> Aim of the task: Transcribe the listing exactly, leaving out every picture.

——

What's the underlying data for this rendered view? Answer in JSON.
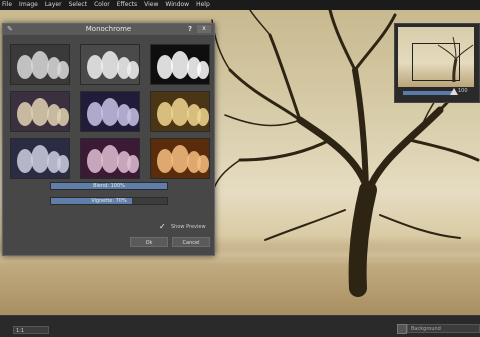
{
  "menu": [
    "File",
    "Image",
    "Layer",
    "Select",
    "Color",
    "Effects",
    "View",
    "Window",
    "Help"
  ],
  "dialog": {
    "title": "Monochrome",
    "help": "?",
    "close": "x",
    "presets": [
      {
        "name": "preset-neutral",
        "bg": "#3a3a3a",
        "fg": "#d9d9d9"
      },
      {
        "name": "preset-light",
        "bg": "#4a4a4a",
        "fg": "#f0f0f0"
      },
      {
        "name": "preset-contrast",
        "bg": "#0e0e0e",
        "fg": "#ffffff"
      },
      {
        "name": "preset-sepia",
        "bg": "#3b3040",
        "fg": "#e2d2b2"
      },
      {
        "name": "preset-blue",
        "bg": "#201c3a",
        "fg": "#c9c3e6"
      },
      {
        "name": "preset-gold",
        "bg": "#4a3514",
        "fg": "#f1d690"
      },
      {
        "name": "preset-cool",
        "bg": "#2b2b44",
        "fg": "#cfcfe0"
      },
      {
        "name": "preset-magenta",
        "bg": "#3a1a34",
        "fg": "#e0bfd4"
      },
      {
        "name": "preset-orange",
        "bg": "#5a2c0c",
        "fg": "#f6be80"
      }
    ],
    "blend_label": "Blend: 100%",
    "blend_value": 100,
    "vignette_label": "Vignette: 70%",
    "vignette_value": 70,
    "show_preview": "Show Preview",
    "ok": "Ok",
    "cancel": "Cancel"
  },
  "navigator": {
    "zoom": "100"
  },
  "bottom": {
    "zoom_select": "1:1",
    "layer_field": "Background"
  },
  "colors": {
    "accent": "#5f7ea9"
  }
}
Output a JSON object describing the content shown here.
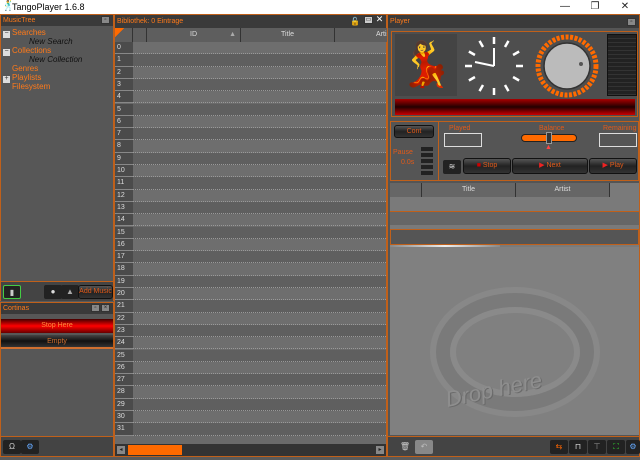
{
  "window": {
    "title": "TangoPlayer 1.6.8",
    "minimize": "—",
    "maximize": "❐",
    "close": "✕"
  },
  "musictree": {
    "title": "MusicTree",
    "items": [
      {
        "label": "Searches",
        "expander": "−"
      },
      {
        "label": "New Search"
      },
      {
        "label": "Collections",
        "expander": "−"
      },
      {
        "label": "New Collection"
      },
      {
        "label": "Genres"
      },
      {
        "label": "Playlists",
        "expander": "+"
      },
      {
        "label": "Filesystem"
      }
    ],
    "add_music": "Add Music"
  },
  "cortinas": {
    "title": "Cortinas",
    "stop_here": "Stop Here",
    "empty": "Empty"
  },
  "library": {
    "title": "Bibliothek:  0  Eintrage",
    "columns": [
      "ID",
      "Title",
      "Artist"
    ],
    "rows": [
      0,
      1,
      2,
      3,
      4,
      5,
      6,
      7,
      8,
      9,
      10,
      11,
      12,
      13,
      14,
      15,
      16,
      17,
      18,
      19,
      20,
      21,
      22,
      23,
      24,
      25,
      26,
      27,
      28,
      29,
      30,
      31
    ]
  },
  "player": {
    "title": "Player",
    "cont": "Cont",
    "played_label": "Played",
    "balance_label": "Balance",
    "remaining_label": "Remaining",
    "pause_label": "Pause",
    "pause_value": "0.0s",
    "stop": "Stop",
    "next": "Next",
    "play": "Play",
    "volume": 0.75
  },
  "queue": {
    "columns": [
      "Title",
      "Artist"
    ],
    "drop_text": "Drop here"
  },
  "colors": {
    "accent": "#ff7a1a",
    "red": "#e00000",
    "panel": "#575757"
  }
}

——

> Solution to the problem:
What's the underlying data for this rendered view? Answer in JSON.
{
  "menu": [
    "File",
    "Image",
    "Layer",
    "Select",
    "Color",
    "Effects",
    "View",
    "Window",
    "Help"
  ],
  "dialog": {
    "title": "Monochrome",
    "help": "?",
    "close": "x",
    "presets": [
      {
        "name": "preset-neutral",
        "bg": "#3a3a3a",
        "fg": "#d9d9d9"
      },
      {
        "name": "preset-light",
        "bg": "#4a4a4a",
        "fg": "#f0f0f0"
      },
      {
        "name": "preset-contrast",
        "bg": "#0e0e0e",
        "fg": "#ffffff"
      },
      {
        "name": "preset-sepia",
        "bg": "#3b3040",
        "fg": "#e2d2b2"
      },
      {
        "name": "preset-blue",
        "bg": "#201c3a",
        "fg": "#c9c3e6"
      },
      {
        "name": "preset-gold",
        "bg": "#4a3514",
        "fg": "#f1d690"
      },
      {
        "name": "preset-cool",
        "bg": "#2b2b44",
        "fg": "#cfcfe0"
      },
      {
        "name": "preset-magenta",
        "bg": "#3a1a34",
        "fg": "#e0bfd4"
      },
      {
        "name": "preset-orange",
        "bg": "#5a2c0c",
        "fg": "#f6be80"
      }
    ],
    "blend_label": "Blend: 100%",
    "blend_value": 100,
    "vignette_label": "Vignette: 70%",
    "vignette_value": 70,
    "show_preview": "Show Preview",
    "ok": "Ok",
    "cancel": "Cancel"
  },
  "navigator": {
    "zoom": "100"
  },
  "bottom": {
    "zoom_select": "1:1",
    "layer_field": "Background"
  },
  "colors": {
    "accent": "#5f7ea9"
  }
}
Output a JSON object describing the content shown here.
{
  "window": {
    "title": "TangoPlayer 1.6.8",
    "minimize": "—",
    "maximize": "❐",
    "close": "✕"
  },
  "musictree": {
    "title": "MusicTree",
    "items": [
      {
        "label": "Searches",
        "expander": "−"
      },
      {
        "label": "New Search"
      },
      {
        "label": "Collections",
        "expander": "−"
      },
      {
        "label": "New Collection"
      },
      {
        "label": "Genres"
      },
      {
        "label": "Playlists",
        "expander": "+"
      },
      {
        "label": "Filesystem"
      }
    ],
    "add_music": "Add Music"
  },
  "cortinas": {
    "title": "Cortinas",
    "stop_here": "Stop Here",
    "empty": "Empty"
  },
  "library": {
    "title": "Bibliothek:  0  Eintrage",
    "columns": [
      "ID",
      "Title",
      "Artist"
    ],
    "rows": [
      0,
      1,
      2,
      3,
      4,
      5,
      6,
      7,
      8,
      9,
      10,
      11,
      12,
      13,
      14,
      15,
      16,
      17,
      18,
      19,
      20,
      21,
      22,
      23,
      24,
      25,
      26,
      27,
      28,
      29,
      30,
      31
    ]
  },
  "player": {
    "title": "Player",
    "cont": "Cont",
    "played_label": "Played",
    "balance_label": "Balance",
    "remaining_label": "Remaining",
    "pause_label": "Pause",
    "pause_value": "0.0s",
    "stop": "Stop",
    "next": "Next",
    "play": "Play",
    "volume": 0.75
  },
  "queue": {
    "columns": [
      "Title",
      "Artist"
    ],
    "drop_text": "Drop here"
  },
  "colors": {
    "accent": "#ff7a1a",
    "red": "#e00000",
    "panel": "#575757"
  }
}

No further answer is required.